[Lines of data]
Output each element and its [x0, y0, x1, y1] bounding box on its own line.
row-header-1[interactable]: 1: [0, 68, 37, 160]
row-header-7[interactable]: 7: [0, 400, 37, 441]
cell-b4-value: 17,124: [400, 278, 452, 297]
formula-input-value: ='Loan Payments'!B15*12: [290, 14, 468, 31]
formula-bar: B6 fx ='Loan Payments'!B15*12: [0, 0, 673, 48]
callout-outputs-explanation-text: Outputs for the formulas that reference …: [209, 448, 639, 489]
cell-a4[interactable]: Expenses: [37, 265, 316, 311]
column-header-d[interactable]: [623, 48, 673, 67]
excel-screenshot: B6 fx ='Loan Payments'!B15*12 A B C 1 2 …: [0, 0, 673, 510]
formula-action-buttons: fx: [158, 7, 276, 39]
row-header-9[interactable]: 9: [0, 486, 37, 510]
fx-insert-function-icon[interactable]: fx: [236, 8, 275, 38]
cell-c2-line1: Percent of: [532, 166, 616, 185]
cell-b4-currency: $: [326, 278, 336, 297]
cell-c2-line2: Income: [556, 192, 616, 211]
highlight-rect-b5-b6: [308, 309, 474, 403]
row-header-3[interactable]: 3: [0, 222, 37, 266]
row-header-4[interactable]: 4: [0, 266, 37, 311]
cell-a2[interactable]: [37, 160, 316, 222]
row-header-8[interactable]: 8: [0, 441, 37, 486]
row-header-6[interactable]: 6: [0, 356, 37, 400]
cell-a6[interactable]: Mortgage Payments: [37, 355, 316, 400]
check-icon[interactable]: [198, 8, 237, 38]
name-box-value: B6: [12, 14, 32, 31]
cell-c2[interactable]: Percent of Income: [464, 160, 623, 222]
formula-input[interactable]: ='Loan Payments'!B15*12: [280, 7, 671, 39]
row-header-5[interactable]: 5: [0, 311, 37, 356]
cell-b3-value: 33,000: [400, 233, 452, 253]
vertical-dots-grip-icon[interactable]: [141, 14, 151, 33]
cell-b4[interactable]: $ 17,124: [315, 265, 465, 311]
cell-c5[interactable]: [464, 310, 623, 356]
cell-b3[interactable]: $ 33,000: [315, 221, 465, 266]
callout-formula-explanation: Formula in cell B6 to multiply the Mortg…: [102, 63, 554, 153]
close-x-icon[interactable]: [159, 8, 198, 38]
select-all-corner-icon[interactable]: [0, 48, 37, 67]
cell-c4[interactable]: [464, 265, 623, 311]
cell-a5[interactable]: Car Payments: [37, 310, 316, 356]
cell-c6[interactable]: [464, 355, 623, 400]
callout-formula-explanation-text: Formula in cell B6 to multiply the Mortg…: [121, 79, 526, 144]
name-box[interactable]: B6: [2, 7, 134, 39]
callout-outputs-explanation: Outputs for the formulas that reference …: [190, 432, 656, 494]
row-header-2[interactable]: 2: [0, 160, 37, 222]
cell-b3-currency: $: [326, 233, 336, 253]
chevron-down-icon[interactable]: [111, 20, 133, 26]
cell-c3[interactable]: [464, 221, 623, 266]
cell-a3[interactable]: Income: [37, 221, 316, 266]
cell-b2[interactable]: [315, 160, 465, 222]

• [To be done]
Rewrite every line of the entries above, substituting "Auto Payments" for "Car Payments" wherever it occurs and leaving everything else unchanged.

• [Answer to this task]
Output each element and its [x0, y0, x1, y1] bounding box on its own line.
row-header-1[interactable]: 1: [0, 68, 37, 160]
row-header-7[interactable]: 7: [0, 400, 37, 441]
cell-b4-value: 17,124: [400, 278, 452, 297]
formula-input-value: ='Loan Payments'!B15*12: [290, 14, 468, 31]
formula-bar: B6 fx ='Loan Payments'!B15*12: [0, 0, 673, 48]
callout-outputs-explanation-text: Outputs for the formulas that reference …: [209, 448, 639, 489]
cell-a4[interactable]: Expenses: [37, 265, 316, 311]
column-header-d[interactable]: [623, 48, 673, 67]
excel-screenshot: B6 fx ='Loan Payments'!B15*12 A B C 1 2 …: [0, 0, 673, 510]
formula-action-buttons: fx: [158, 7, 276, 39]
row-header-9[interactable]: 9: [0, 486, 37, 510]
fx-insert-function-icon[interactable]: fx: [236, 8, 275, 38]
cell-c2-line1: Percent of: [532, 166, 616, 185]
cell-b4-currency: $: [326, 278, 336, 297]
cell-c2-line2: Income: [556, 192, 616, 211]
highlight-rect-b5-b6: [308, 309, 474, 403]
row-header-3[interactable]: 3: [0, 222, 37, 266]
row-header-4[interactable]: 4: [0, 266, 37, 311]
cell-a2[interactable]: [37, 160, 316, 222]
row-header-8[interactable]: 8: [0, 441, 37, 486]
row-header-6[interactable]: 6: [0, 356, 37, 400]
cell-a6[interactable]: Mortgage Payments: [37, 355, 316, 400]
check-icon[interactable]: [198, 8, 237, 38]
name-box-value: B6: [12, 14, 32, 31]
cell-c2[interactable]: Percent of Income: [464, 160, 623, 222]
formula-input[interactable]: ='Loan Payments'!B15*12: [280, 7, 671, 39]
row-header-5[interactable]: 5: [0, 311, 37, 356]
cell-b3-value: 33,000: [400, 233, 452, 253]
vertical-dots-grip-icon[interactable]: [141, 14, 151, 33]
cell-b4[interactable]: $ 17,124: [315, 265, 465, 311]
cell-c5[interactable]: [464, 310, 623, 356]
cell-b3[interactable]: $ 33,000: [315, 221, 465, 266]
callout-formula-explanation: Formula in cell B6 to multiply the Mortg…: [102, 63, 554, 153]
close-x-icon[interactable]: [159, 8, 198, 38]
select-all-corner-icon[interactable]: [0, 48, 37, 67]
cell-c4[interactable]: [464, 265, 623, 311]
cell-a5[interactable]: Auto Payments: [37, 310, 316, 356]
cell-c6[interactable]: [464, 355, 623, 400]
callout-formula-explanation-text: Formula in cell B6 to multiply the Mortg…: [121, 79, 526, 144]
name-box[interactable]: B6: [2, 7, 134, 39]
callout-outputs-explanation: Outputs for the formulas that reference …: [190, 432, 656, 494]
row-header-2[interactable]: 2: [0, 160, 37, 222]
cell-b3-currency: $: [326, 233, 336, 253]
chevron-down-icon[interactable]: [111, 20, 133, 26]
cell-c3[interactable]: [464, 221, 623, 266]
cell-a3[interactable]: Income: [37, 221, 316, 266]
cell-b2[interactable]: [315, 160, 465, 222]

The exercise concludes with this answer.